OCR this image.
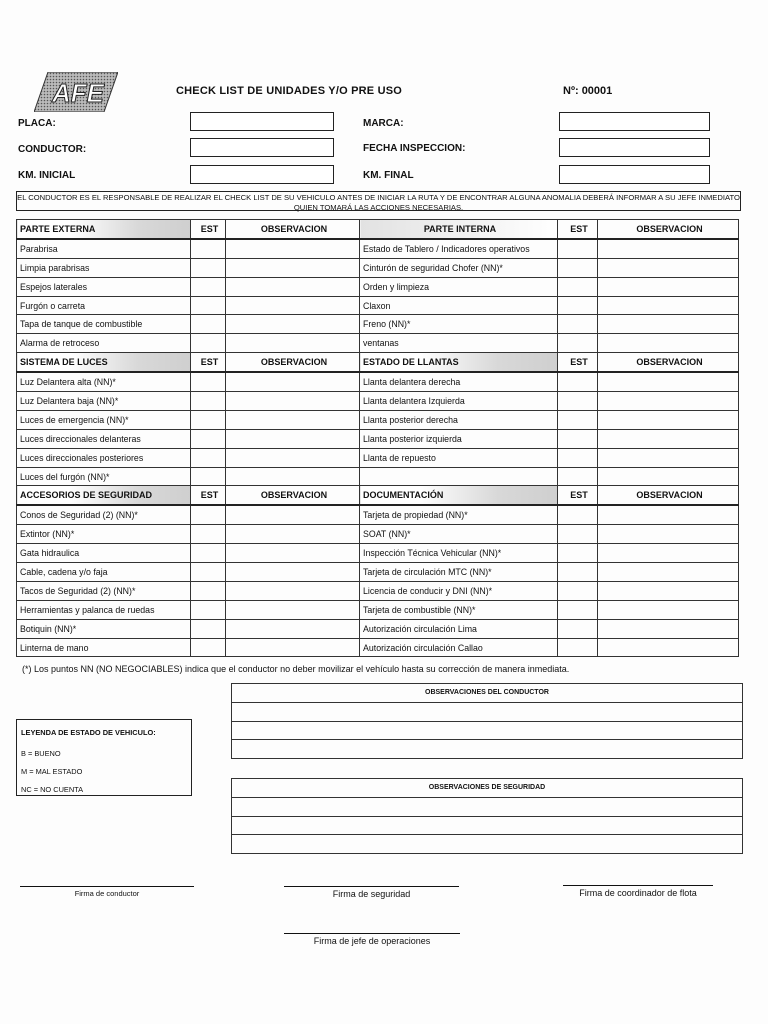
AFE	CHECK LIST DE UNIDADES Y/O PRE USO	Nº: 00001
PLACA:	MARCA:
CONDUCTOR:	FECHA INSPECCION:
KM. INICIAL	KM. FINAL
EL CONDUCTOR ES EL RESPONSABLE DE REALIZAR EL CHECK LIST DE SU VEHICULO ANTES DE INICIAR LA RUTA Y DE ENCONTRAR ALGUNA ANOMALIA DEBERÁ INFORMAR A SU JEFE INMEDIATO QUIEN TOMARÁ LAS ACCIONES NECESARIAS.
PARTE EXTERNA	EST	OBSERVACION	PARTE INTERNA	EST	OBSERVACION
Parabrisa			Estado de Tablero / Indicadores operativos		
Limpia parabrisas			Cinturón de seguridad Chofer (NN)*		
Espejos laterales			Orden y limpieza		
Furgón o carreta			Claxon		
Tapa de tanque de combustible			Freno (NN)*		
Alarma de retroceso			ventanas		
SISTEMA DE LUCES	EST	OBSERVACION	ESTADO DE LLANTAS	EST	OBSERVACION
Luz Delantera alta (NN)*			Llanta delantera derecha		
Luz Delantera baja (NN)*			Llanta delantera Izquierda		
Luces de emergencia (NN)*			Llanta posterior derecha		
Luces direccionales delanteras			Llanta posterior izquierda		
Luces direccionales posteriores			Llanta de repuesto		
Luces del furgón (NN)*					
ACCESORIOS DE SEGURIDAD	EST	OBSERVACION	DOCUMENTACIÓN	EST	OBSERVACION
Conos de Seguridad (2) (NN)*			Tarjeta de propiedad (NN)*		
Extintor (NN)*			SOAT (NN)*		
Gata hidraulica			Inspección Técnica Vehicular (NN)*		
Cable, cadena y/o faja			Tarjeta de circulación MTC (NN)*		
Tacos de Seguridad (2) (NN)*			Licencia de conducir y DNI (NN)*		
Herramientas y palanca de ruedas			Tarjeta de combustible (NN)*		
Botiquin (NN)*			Autorización circulación Lima		
Linterna de mano			Autorización circulación Callao		
(*) Los puntos NN (NO NEGOCIABLES) indica que el conductor no deber movilizar el vehículo hasta su corrección de manera inmediata.
OBSERVACIONES DEL CONDUCTOR

LEYENDA DE ESTADO DE VEHICULO:
B = BUENO
M = MAL ESTADO
NC = NO CUENTA	OBSERVACIONES DE SEGURIDAD

Firma de conductor	Firma de seguridad	Firma de coordinador de flota
Firma de jefe de operaciones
=====
> [TASK DIRECTIONS]: Search the records above for "circulación". Copy each line where it is found.

> [ANSWER FOR THE TASK]:
Cable, cadena y/o faja			Tarjeta de circulación MTC (NN)*		
Botiquin (NN)*			Autorización circulación Lima		
Linterna de mano			Autorización circulación Callao		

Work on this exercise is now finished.